--- BEGIN Material shown ---

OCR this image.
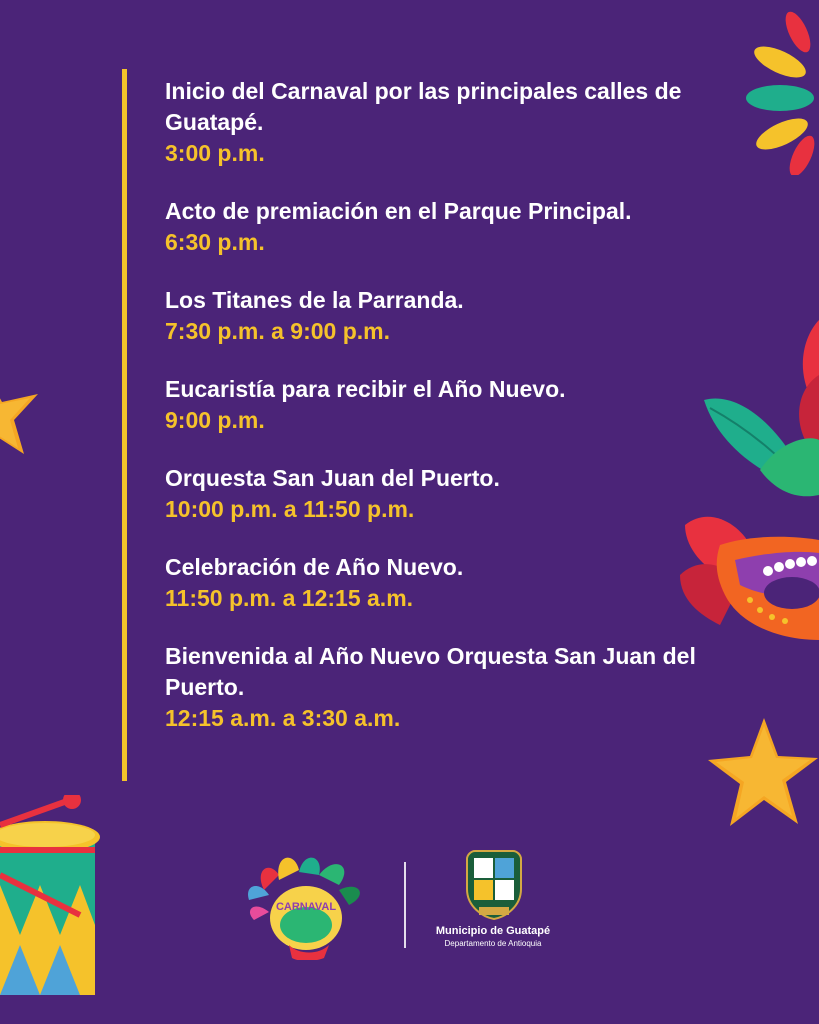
Inicio del Carnaval por las principales calles de Guatapé.
3:00 p.m.
Acto de premiación en el Parque Principal.
6:30 p.m.
Los Titanes de la Parranda.
7:30 p.m. a 9:00 p.m.
Eucaristía para recibir el Año Nuevo.
9:00 p.m.
Orquesta San Juan del Puerto.
10:00 p.m. a 11:50 p.m.
Celebración de Año Nuevo.
11:50 p.m. a 12:15 a.m.
Bienvenida al Año Nuevo Orquesta San Juan del Puerto.
12:15 a.m. a 3:30 a.m.
CARNAVAL
Municipio de Guatapé
Departamento de Antioquia
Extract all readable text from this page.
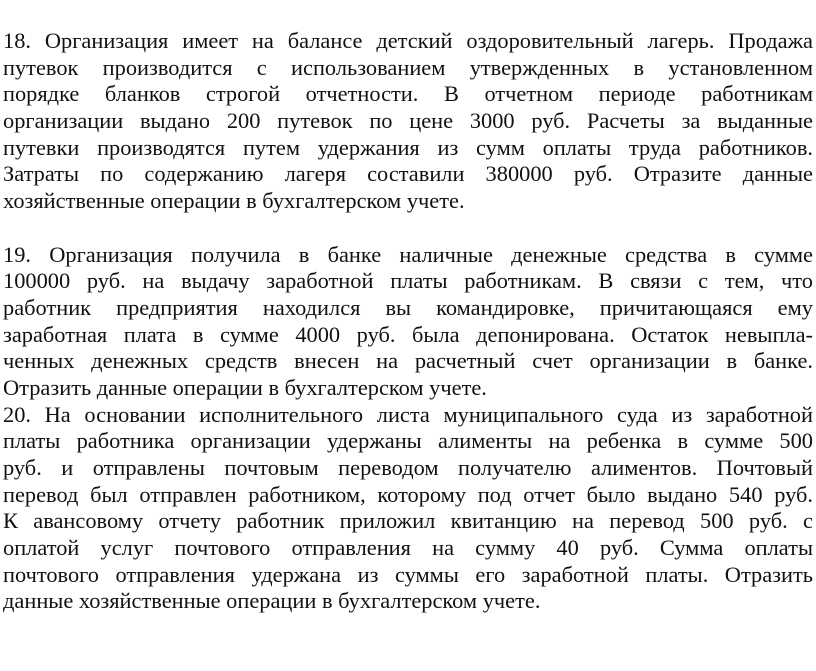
18. Организация имеет на балансе детский оздоровительный лагерь. Продажа
путевок производится с использованием утвержденных в установленном
порядке бланков строгой отчетности. В отчетном периоде работникам
организации выдано 200 путевок по цене 3000 руб. Расчеты за выданные
путевки производятся путем удержания из сумм оплаты труда работников.
Затраты по содержанию лагеря составили 380000 руб. Отразите данные
хозяйственные операции в бухгалтерском учете.
19. Организация получила в банке наличные денежные средства в сумме
100000 руб. на выдачу заработной платы работникам. В связи с тем, что
работник предприятия находился вы командировке, причитающаяся ему
заработная плата в сумме 4000 руб. была депонирована. Остаток невыпла-
ченных денежных средств внесен на расчетный счет организации в банке.
Отразить данные операции в бухгалтерском учете.
20. На основании исполнительного листа муниципального суда из заработной
платы работника организации удержаны алименты на ребенка в сумме 500
руб. и отправлены почтовым переводом получателю алиментов. Почтовый
перевод был отправлен работником, которому под отчет было выдано 540 руб.
К авансовому отчету работник приложил квитанцию на перевод 500 руб. с
оплатой услуг почтового отправления на сумму 40 руб. Сумма оплаты
почтового отправления удержана из суммы его заработной платы. Отразить
данные хозяйственные операции в бухгалтерском учете.
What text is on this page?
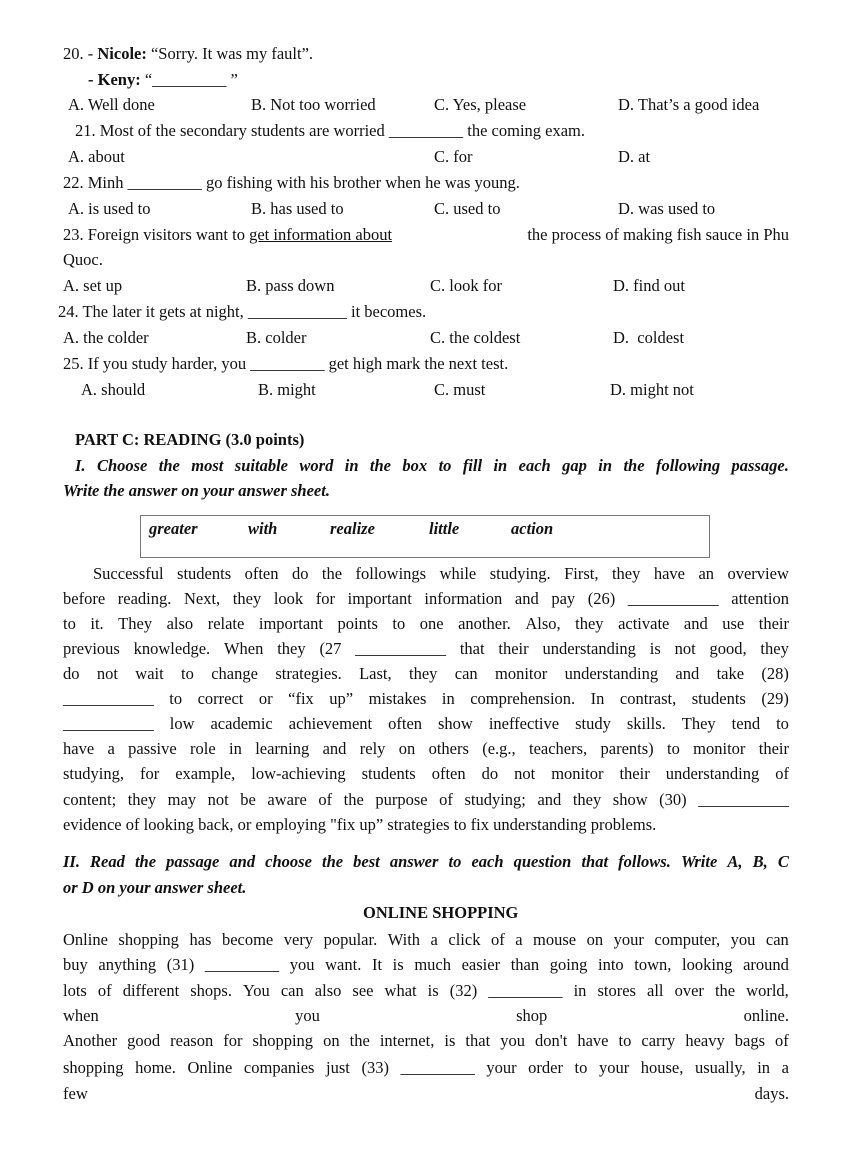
20. - Nicole: “Sorry. It was my fault”.
- Keny: “_________ ”
A. Well done	B. Not too worried	C. Yes, please	D. That’s a good idea
21. Most of the secondary students are worried _________ the coming exam.
A. about	C. for	D. at
22. Minh _________ go fishing with his brother when he was young.
A. is used to	B. has used to	C. used to	D. was used to
23. Foreign visitors want to get information about	the process of making fish sauce in Phu
Quoc.
A. set up	B. pass down	C. look for	D. find out
24. The later it gets at night, ____________ it becomes.
A. the colder	B. colder	C. the coldest	D.  coldest
25. If you study harder, you _________ get high mark the next test.
A. should	B. might	C. must	D. might not
PART C: READING (3.0 points)
I. Choose the most suitable word in the box to fill in each gap in the following passage.
Write the answer on your answer sheet.
greater	with	realize	little	action
Successful students often do the followings while studying. First, they have an overview
before reading. Next, they look for important information and pay (26) ___________ attention
to it. They also relate important points to one another. Also, they activate and use their
previous knowledge. When they (27 ___________ that their understanding is not good, they
do not wait to change strategies. Last, they can monitor understanding and take (28)
___________ to correct or “fix up” mistakes in comprehension. In contrast, students (29)
___________ low academic achievement often show ineffective study skills. They tend to
have a passive role in learning and rely on others (e.g., teachers, parents) to monitor their
studying, for example, low-achieving students often do not monitor their understanding of
content; they may not be aware of the purpose of studying; and they show (30) ___________
evidence of looking back, or employing "fix up” strategies to fix understanding problems.
II. Read the passage and choose the best answer to each question that follows. Write A, B, C
or D on your answer sheet.
ONLINE SHOPPING
Online shopping has become very popular. With a click of a mouse on your computer, you can
buy anything (31) _________ you want. It is much easier than going into town, looking around
lots of different shops. You can also see what is (32) _________ in stores all over the world,
when	you	shop	online.
Another good reason for shopping on the internet, is that you don't have to carry heavy bags of
shopping home. Online companies just (33) _________ your order to your house, usually, in a
few	days.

--- END Material shown ---

### Aim of the exercise
Filter the data, keeping only the lines that contain "important".

### Output for this exercise
before reading. Next, they look for important information and pay (26) ___________ attention
to it. They also relate important points to one another. Also, they activate and use their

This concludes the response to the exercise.